Rewrite the records below, swapping "pixels" for "px" wherever it occurs and leaving everything else unchanged.

[start Stored rows]

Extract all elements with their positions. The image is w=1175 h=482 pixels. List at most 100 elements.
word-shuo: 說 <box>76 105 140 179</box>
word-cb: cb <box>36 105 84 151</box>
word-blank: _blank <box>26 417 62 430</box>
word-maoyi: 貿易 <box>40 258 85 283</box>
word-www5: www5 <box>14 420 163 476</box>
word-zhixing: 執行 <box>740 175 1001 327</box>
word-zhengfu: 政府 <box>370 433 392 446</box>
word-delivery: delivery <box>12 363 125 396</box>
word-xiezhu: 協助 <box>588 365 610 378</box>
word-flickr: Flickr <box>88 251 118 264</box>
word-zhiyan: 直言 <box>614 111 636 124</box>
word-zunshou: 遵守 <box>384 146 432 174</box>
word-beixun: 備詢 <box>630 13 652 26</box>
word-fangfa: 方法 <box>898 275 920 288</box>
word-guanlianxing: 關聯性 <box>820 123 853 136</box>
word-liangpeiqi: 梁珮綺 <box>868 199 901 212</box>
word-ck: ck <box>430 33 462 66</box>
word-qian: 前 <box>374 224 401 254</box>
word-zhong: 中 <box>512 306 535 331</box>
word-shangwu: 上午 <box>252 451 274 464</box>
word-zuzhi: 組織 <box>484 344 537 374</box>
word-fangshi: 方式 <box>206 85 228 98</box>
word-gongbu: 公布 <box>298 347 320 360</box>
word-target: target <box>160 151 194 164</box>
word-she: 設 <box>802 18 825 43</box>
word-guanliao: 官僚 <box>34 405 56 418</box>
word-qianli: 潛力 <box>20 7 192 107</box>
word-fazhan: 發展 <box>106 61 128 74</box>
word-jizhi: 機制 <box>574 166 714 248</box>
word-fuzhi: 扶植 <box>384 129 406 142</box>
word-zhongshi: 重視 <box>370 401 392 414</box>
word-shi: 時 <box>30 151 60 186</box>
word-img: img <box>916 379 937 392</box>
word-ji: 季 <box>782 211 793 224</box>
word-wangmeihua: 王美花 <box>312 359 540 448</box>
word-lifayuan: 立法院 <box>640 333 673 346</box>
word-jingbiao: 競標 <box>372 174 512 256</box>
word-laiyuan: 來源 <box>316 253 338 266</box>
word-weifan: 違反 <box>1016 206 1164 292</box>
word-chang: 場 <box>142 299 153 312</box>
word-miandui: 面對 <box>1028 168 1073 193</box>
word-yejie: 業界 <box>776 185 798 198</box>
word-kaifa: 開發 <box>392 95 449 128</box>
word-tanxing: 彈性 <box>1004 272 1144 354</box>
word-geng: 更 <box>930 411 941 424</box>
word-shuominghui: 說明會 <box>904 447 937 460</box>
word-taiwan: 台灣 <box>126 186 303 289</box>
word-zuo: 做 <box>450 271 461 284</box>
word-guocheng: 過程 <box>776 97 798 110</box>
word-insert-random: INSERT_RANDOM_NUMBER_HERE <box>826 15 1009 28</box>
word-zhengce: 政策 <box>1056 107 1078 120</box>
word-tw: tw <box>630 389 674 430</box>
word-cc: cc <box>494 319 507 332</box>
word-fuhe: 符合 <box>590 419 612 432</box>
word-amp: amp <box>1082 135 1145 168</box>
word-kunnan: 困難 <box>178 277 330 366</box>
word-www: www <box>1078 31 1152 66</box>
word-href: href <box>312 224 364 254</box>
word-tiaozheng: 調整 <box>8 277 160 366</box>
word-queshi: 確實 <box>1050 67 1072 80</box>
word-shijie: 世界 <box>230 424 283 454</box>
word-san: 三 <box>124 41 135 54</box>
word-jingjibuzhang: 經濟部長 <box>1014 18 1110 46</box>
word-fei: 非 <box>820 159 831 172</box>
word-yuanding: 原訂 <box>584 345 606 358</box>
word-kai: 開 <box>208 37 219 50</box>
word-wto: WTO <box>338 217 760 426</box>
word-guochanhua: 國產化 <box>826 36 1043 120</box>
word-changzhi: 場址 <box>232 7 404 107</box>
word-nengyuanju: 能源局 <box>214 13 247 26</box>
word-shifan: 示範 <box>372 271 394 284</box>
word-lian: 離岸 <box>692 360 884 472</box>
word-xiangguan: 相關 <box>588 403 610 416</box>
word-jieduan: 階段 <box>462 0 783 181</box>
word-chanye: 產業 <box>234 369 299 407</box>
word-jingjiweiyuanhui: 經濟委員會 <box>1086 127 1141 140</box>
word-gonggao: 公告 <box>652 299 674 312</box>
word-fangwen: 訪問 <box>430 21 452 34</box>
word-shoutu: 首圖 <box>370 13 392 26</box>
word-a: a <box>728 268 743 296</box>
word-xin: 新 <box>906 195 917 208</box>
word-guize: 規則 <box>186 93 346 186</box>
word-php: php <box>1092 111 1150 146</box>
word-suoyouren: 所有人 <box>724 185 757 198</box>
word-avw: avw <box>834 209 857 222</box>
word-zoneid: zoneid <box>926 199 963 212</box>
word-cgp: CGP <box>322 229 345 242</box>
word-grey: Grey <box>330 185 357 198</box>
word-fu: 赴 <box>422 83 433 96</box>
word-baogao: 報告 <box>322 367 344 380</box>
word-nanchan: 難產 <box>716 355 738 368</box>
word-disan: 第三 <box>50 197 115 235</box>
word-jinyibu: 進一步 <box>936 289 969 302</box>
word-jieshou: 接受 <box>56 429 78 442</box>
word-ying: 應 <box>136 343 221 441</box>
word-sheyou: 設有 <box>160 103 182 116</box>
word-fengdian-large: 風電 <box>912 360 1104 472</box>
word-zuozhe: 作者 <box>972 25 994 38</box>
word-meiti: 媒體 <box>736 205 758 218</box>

[end Stored rows]

* Response for this exercise *
Extract all elements with their positions. The image is w=1175 h=482 px. List at most 100 elements.
word-shuo: 說 <box>76 105 140 179</box>
word-cb: cb <box>36 105 84 151</box>
word-blank: _blank <box>26 417 62 430</box>
word-maoyi: 貿易 <box>40 258 85 283</box>
word-www5: www5 <box>14 420 163 476</box>
word-zhixing: 執行 <box>740 175 1001 327</box>
word-zhengfu: 政府 <box>370 433 392 446</box>
word-delivery: delivery <box>12 363 125 396</box>
word-xiezhu: 協助 <box>588 365 610 378</box>
word-flickr: Flickr <box>88 251 118 264</box>
word-zhiyan: 直言 <box>614 111 636 124</box>
word-zunshou: 遵守 <box>384 146 432 174</box>
word-beixun: 備詢 <box>630 13 652 26</box>
word-fangfa: 方法 <box>898 275 920 288</box>
word-guanlianxing: 關聯性 <box>820 123 853 136</box>
word-liangpeiqi: 梁珮綺 <box>868 199 901 212</box>
word-ck: ck <box>430 33 462 66</box>
word-qian: 前 <box>374 224 401 254</box>
word-zhong: 中 <box>512 306 535 331</box>
word-shangwu: 上午 <box>252 451 274 464</box>
word-zuzhi: 組織 <box>484 344 537 374</box>
word-fangshi: 方式 <box>206 85 228 98</box>
word-gongbu: 公布 <box>298 347 320 360</box>
word-target: target <box>160 151 194 164</box>
word-she: 設 <box>802 18 825 43</box>
word-guanliao: 官僚 <box>34 405 56 418</box>
word-qianli: 潛力 <box>20 7 192 107</box>
word-fazhan: 發展 <box>106 61 128 74</box>
word-jizhi: 機制 <box>574 166 714 248</box>
word-fuzhi: 扶植 <box>384 129 406 142</box>
word-zhongshi: 重視 <box>370 401 392 414</box>
word-shi: 時 <box>30 151 60 186</box>
word-img: img <box>916 379 937 392</box>
word-ji: 季 <box>782 211 793 224</box>
word-wangmeihua: 王美花 <box>312 359 540 448</box>
word-lifayuan: 立法院 <box>640 333 673 346</box>
word-jingbiao: 競標 <box>372 174 512 256</box>
word-laiyuan: 來源 <box>316 253 338 266</box>
word-weifan: 違反 <box>1016 206 1164 292</box>
word-chang: 場 <box>142 299 153 312</box>
word-miandui: 面對 <box>1028 168 1073 193</box>
word-yejie: 業界 <box>776 185 798 198</box>
word-kaifa: 開發 <box>392 95 449 128</box>
word-tanxing: 彈性 <box>1004 272 1144 354</box>
word-geng: 更 <box>930 411 941 424</box>
word-shuominghui: 說明會 <box>904 447 937 460</box>
word-taiwan: 台灣 <box>126 186 303 289</box>
word-zuo: 做 <box>450 271 461 284</box>
word-guocheng: 過程 <box>776 97 798 110</box>
word-insert-random: INSERT_RANDOM_NUMBER_HERE <box>826 15 1009 28</box>
word-zhengce: 政策 <box>1056 107 1078 120</box>
word-tw: tw <box>630 389 674 430</box>
word-cc: cc <box>494 319 507 332</box>
word-fuhe: 符合 <box>590 419 612 432</box>
word-amp: amp <box>1082 135 1145 168</box>
word-kunnan: 困難 <box>178 277 330 366</box>
word-www: www <box>1078 31 1152 66</box>
word-href: href <box>312 224 364 254</box>
word-tiaozheng: 調整 <box>8 277 160 366</box>
word-queshi: 確實 <box>1050 67 1072 80</box>
word-shijie: 世界 <box>230 424 283 454</box>
word-san: 三 <box>124 41 135 54</box>
word-jingjibuzhang: 經濟部長 <box>1014 18 1110 46</box>
word-fei: 非 <box>820 159 831 172</box>
word-yuanding: 原訂 <box>584 345 606 358</box>
word-kai: 開 <box>208 37 219 50</box>
word-wto: WTO <box>338 217 760 426</box>
word-guochanhua: 國產化 <box>826 36 1043 120</box>
word-changzhi: 場址 <box>232 7 404 107</box>
word-nengyuanju: 能源局 <box>214 13 247 26</box>
word-shifan: 示範 <box>372 271 394 284</box>
word-lian: 離岸 <box>692 360 884 472</box>
word-xiangguan: 相關 <box>588 403 610 416</box>
word-jieduan: 階段 <box>462 0 783 181</box>
word-chanye: 產業 <box>234 369 299 407</box>
word-jingjiweiyuanhui: 經濟委員會 <box>1086 127 1141 140</box>
word-gonggao: 公告 <box>652 299 674 312</box>
word-fangwen: 訪問 <box>430 21 452 34</box>
word-shoutu: 首圖 <box>370 13 392 26</box>
word-a: a <box>728 268 743 296</box>
word-xin: 新 <box>906 195 917 208</box>
word-guize: 規則 <box>186 93 346 186</box>
word-php: php <box>1092 111 1150 146</box>
word-suoyouren: 所有人 <box>724 185 757 198</box>
word-avw: avw <box>834 209 857 222</box>
word-zoneid: zoneid <box>926 199 963 212</box>
word-cgp: CGP <box>322 229 345 242</box>
word-grey: Grey <box>330 185 357 198</box>
word-fu: 赴 <box>422 83 433 96</box>
word-baogao: 報告 <box>322 367 344 380</box>
word-nanchan: 難產 <box>716 355 738 368</box>
word-disan: 第三 <box>50 197 115 235</box>
word-jinyibu: 進一步 <box>936 289 969 302</box>
word-jieshou: 接受 <box>56 429 78 442</box>
word-ying: 應 <box>136 343 221 441</box>
word-sheyou: 設有 <box>160 103 182 116</box>
word-fengdian-large: 風電 <box>912 360 1104 472</box>
word-zuozhe: 作者 <box>972 25 994 38</box>
word-meiti: 媒體 <box>736 205 758 218</box>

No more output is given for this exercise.